[Figure content listings]
• • • •

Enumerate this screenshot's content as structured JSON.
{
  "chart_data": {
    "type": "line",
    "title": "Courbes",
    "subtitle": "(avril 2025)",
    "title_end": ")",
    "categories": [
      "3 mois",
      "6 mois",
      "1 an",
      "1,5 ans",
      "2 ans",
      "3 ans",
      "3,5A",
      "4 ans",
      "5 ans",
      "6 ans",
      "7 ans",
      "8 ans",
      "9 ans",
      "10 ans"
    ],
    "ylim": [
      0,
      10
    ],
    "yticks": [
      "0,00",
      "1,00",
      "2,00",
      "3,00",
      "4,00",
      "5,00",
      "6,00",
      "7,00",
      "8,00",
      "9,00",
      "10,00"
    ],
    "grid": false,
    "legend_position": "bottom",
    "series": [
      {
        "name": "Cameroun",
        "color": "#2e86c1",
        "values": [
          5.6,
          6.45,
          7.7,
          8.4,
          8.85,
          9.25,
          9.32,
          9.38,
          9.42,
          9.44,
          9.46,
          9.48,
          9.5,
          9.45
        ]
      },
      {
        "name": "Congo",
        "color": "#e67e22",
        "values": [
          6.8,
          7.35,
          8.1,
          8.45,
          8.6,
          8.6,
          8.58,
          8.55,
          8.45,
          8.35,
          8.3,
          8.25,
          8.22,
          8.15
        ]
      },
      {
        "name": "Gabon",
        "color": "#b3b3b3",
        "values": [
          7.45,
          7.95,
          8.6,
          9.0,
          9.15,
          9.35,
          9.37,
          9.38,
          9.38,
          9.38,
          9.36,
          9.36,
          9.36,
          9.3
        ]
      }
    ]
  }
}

• • • •

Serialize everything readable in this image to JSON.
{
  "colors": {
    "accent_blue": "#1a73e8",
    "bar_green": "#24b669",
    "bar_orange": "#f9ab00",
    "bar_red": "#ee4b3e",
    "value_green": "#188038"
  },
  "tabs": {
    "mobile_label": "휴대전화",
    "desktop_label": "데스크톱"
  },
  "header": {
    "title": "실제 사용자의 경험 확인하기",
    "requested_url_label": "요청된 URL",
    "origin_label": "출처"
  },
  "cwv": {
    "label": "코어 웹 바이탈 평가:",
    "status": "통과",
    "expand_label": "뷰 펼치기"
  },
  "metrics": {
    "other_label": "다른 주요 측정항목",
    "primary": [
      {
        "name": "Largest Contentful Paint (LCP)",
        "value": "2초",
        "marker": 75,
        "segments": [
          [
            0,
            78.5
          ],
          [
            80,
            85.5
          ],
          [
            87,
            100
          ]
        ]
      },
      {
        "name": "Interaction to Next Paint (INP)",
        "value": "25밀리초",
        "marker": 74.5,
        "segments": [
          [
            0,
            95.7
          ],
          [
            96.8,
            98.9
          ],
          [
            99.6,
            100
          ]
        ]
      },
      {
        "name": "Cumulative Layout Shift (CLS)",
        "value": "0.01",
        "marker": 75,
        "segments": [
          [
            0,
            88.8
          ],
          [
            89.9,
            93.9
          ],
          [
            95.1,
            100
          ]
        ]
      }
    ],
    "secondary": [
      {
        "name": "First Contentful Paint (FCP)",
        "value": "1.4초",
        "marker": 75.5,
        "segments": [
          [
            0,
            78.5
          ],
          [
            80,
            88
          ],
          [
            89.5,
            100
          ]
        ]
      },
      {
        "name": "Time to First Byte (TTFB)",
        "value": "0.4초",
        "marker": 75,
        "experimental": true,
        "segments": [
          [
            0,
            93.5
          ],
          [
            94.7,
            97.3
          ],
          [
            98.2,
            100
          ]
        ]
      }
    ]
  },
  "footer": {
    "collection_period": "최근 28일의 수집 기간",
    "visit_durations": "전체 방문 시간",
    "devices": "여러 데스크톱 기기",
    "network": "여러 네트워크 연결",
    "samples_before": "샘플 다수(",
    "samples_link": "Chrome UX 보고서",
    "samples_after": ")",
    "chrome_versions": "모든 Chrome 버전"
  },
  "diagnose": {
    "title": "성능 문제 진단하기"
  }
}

• • • •

Exercise description –
Among the lines of the listing, how many hold the string "Contentful"? Respond with only the number.

Exercise answer –
2